* STATED EXERCISE:
Pick out all lines with the word "шага" from the records that follow.

* ITEMS:
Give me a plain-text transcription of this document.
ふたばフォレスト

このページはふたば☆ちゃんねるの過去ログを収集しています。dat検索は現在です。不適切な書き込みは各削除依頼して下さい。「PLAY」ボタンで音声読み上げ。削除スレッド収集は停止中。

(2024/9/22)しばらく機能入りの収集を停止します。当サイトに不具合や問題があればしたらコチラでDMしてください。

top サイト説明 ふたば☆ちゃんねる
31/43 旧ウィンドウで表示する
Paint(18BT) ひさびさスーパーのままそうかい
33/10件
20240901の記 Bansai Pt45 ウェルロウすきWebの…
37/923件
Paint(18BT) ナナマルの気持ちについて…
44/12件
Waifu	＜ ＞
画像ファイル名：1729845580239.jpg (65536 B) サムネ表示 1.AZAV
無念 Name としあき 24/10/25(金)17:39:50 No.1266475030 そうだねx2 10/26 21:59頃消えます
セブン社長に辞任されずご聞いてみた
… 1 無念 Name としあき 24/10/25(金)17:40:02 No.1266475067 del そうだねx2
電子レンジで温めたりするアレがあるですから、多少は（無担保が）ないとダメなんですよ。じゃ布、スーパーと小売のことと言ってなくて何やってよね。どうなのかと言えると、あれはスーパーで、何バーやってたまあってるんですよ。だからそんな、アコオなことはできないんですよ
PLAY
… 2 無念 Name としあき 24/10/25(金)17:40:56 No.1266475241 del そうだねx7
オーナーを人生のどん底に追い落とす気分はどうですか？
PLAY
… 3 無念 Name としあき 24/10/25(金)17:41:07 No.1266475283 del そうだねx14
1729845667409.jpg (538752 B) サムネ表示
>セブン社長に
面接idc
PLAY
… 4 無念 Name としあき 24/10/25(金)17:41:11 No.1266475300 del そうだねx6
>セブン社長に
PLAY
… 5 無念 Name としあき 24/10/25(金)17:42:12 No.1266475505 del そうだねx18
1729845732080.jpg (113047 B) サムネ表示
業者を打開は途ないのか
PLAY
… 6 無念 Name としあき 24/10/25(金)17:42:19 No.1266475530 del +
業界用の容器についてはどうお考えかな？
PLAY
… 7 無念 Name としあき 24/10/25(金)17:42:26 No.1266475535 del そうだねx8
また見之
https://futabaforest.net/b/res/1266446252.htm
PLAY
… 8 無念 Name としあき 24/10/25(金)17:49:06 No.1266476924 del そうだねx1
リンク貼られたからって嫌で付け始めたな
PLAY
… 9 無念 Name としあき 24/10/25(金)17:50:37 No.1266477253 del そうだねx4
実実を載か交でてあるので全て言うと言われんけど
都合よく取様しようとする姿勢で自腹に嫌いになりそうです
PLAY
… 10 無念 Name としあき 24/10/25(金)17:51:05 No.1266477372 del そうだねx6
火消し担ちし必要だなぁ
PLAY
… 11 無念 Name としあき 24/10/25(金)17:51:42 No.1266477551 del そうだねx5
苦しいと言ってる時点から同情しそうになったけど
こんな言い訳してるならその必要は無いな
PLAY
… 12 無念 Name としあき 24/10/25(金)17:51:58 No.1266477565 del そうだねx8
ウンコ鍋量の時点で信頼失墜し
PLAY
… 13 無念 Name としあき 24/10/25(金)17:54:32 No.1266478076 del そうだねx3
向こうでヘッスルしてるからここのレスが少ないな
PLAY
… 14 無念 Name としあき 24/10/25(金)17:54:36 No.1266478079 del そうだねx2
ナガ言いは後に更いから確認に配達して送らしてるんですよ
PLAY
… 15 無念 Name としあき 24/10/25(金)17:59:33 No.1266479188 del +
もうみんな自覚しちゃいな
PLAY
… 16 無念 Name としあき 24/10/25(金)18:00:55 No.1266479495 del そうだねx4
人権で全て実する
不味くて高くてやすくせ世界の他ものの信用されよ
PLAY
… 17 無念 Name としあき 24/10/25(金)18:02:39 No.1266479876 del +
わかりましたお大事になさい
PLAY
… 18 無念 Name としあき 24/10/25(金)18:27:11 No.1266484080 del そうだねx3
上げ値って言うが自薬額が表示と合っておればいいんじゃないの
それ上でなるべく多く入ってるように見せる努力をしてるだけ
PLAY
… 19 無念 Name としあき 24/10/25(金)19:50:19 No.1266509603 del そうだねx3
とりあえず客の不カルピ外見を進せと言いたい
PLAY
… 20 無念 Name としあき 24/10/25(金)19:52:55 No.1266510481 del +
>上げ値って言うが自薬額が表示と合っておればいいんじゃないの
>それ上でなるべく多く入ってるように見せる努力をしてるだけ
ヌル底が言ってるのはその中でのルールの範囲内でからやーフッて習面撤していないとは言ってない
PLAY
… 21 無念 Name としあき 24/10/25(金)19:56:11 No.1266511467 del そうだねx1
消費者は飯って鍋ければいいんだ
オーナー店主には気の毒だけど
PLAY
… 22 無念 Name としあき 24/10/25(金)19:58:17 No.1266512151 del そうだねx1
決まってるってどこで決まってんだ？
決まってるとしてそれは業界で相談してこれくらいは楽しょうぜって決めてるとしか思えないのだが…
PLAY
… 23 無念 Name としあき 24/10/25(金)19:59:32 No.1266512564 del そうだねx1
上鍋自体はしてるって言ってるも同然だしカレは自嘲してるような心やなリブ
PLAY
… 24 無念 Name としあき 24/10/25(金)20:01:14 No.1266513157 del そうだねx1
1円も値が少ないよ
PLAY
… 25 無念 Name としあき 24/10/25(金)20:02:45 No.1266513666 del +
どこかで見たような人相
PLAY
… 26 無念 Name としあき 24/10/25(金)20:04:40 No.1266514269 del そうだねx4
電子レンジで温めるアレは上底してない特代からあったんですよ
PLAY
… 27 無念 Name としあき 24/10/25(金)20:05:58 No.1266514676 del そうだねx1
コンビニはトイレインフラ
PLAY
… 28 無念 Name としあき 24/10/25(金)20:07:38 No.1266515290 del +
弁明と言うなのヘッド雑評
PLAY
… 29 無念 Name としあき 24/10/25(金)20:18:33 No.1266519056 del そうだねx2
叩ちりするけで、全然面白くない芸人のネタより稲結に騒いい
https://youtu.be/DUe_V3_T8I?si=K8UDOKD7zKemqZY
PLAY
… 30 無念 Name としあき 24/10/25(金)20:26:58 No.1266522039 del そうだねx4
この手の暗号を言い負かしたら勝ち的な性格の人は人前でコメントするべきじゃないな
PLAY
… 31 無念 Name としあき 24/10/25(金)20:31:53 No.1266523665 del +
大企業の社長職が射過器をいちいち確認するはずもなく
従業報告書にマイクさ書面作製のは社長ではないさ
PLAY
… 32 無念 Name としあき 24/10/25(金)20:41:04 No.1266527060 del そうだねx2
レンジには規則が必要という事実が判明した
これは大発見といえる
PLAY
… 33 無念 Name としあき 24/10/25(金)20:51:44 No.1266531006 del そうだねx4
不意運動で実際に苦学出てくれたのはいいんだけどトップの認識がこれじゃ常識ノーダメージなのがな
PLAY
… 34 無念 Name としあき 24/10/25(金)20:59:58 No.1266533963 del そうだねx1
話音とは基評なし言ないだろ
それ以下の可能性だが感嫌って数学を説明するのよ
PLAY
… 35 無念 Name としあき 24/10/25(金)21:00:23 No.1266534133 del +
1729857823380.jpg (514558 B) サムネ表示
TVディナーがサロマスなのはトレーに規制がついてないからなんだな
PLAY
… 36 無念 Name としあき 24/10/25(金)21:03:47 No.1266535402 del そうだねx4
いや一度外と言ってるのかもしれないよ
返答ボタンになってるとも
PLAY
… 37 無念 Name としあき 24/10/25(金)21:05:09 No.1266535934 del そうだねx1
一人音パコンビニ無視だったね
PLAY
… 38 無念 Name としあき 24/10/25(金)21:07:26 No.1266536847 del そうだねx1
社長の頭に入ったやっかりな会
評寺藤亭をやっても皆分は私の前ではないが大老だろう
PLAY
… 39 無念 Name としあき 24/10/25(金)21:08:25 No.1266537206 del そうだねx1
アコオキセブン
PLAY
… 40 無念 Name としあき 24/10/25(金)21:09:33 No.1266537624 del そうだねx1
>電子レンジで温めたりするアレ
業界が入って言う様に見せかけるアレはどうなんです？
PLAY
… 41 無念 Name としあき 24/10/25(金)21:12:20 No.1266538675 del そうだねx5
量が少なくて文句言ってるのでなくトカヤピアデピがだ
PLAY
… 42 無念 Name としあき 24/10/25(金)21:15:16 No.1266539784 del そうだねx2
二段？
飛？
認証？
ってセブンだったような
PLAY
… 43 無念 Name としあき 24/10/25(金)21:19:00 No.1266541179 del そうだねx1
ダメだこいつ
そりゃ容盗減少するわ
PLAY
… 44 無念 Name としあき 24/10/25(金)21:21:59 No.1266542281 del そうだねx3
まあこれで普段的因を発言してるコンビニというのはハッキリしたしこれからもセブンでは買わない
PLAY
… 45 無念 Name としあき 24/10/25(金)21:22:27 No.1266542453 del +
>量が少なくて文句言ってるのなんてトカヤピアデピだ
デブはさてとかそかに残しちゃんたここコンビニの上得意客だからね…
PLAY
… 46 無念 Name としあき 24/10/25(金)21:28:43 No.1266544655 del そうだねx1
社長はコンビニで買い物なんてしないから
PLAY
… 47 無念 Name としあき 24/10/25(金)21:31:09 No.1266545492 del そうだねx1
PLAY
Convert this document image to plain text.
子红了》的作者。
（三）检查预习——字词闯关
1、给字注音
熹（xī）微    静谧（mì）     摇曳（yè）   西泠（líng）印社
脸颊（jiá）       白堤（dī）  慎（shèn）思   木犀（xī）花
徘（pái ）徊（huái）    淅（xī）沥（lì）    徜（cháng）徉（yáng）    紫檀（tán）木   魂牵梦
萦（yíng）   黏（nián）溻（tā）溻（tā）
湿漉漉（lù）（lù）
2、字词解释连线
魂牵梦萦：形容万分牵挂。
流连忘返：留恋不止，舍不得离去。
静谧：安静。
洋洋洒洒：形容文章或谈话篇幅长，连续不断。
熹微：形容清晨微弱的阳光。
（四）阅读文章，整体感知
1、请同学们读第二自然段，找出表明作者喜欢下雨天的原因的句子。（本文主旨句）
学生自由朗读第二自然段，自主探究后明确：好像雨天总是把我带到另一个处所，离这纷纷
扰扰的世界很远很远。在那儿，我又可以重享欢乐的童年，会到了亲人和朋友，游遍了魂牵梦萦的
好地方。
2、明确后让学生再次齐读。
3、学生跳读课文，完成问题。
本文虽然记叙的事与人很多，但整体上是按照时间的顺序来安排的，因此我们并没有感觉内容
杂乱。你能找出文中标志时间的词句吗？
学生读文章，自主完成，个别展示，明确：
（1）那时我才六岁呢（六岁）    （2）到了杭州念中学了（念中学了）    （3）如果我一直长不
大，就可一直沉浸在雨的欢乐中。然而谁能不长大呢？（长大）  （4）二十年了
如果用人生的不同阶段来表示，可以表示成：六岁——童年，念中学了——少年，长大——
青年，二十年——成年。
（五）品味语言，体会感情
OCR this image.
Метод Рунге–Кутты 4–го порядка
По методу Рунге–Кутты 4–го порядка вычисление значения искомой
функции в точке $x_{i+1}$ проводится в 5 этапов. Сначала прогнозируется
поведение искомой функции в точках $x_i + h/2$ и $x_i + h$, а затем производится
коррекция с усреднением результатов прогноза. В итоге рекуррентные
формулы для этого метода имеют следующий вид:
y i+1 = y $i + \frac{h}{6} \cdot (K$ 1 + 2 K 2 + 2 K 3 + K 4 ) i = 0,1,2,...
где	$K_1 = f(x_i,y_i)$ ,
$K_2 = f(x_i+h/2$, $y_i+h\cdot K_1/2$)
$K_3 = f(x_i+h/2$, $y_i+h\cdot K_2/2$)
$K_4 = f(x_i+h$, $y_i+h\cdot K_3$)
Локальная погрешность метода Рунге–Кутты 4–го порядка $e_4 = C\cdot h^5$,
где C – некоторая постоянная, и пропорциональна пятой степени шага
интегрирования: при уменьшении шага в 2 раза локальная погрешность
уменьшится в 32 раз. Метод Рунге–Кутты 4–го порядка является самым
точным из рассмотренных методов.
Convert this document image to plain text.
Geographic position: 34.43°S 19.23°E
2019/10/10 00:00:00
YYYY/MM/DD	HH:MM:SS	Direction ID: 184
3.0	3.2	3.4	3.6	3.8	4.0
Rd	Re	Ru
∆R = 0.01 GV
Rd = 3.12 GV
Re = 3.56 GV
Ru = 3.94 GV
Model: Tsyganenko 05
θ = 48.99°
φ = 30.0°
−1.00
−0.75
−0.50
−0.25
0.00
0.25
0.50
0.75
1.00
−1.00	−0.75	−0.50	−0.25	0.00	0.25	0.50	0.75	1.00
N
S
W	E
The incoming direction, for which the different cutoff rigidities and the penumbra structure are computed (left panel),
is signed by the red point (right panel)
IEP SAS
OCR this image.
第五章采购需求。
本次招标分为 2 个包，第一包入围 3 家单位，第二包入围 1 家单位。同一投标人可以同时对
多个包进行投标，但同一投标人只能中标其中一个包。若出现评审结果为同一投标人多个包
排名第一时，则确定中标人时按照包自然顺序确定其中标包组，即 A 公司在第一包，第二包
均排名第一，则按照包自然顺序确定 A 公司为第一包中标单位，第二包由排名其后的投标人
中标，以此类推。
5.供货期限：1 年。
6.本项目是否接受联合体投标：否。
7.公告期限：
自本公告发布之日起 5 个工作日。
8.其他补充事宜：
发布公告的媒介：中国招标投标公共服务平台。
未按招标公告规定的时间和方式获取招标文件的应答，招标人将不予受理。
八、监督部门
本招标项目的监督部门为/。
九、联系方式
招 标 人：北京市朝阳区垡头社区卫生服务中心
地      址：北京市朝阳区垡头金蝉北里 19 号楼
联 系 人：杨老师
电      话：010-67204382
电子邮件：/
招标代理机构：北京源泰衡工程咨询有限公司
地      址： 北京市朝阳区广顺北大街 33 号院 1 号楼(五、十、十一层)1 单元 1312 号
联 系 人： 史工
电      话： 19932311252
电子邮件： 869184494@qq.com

* TASK SOLUTION:
где C – некоторая постоянная, и пропорциональна пятой степени шага
интегрирования: при уменьшении шага в 2 раза локальная погрешность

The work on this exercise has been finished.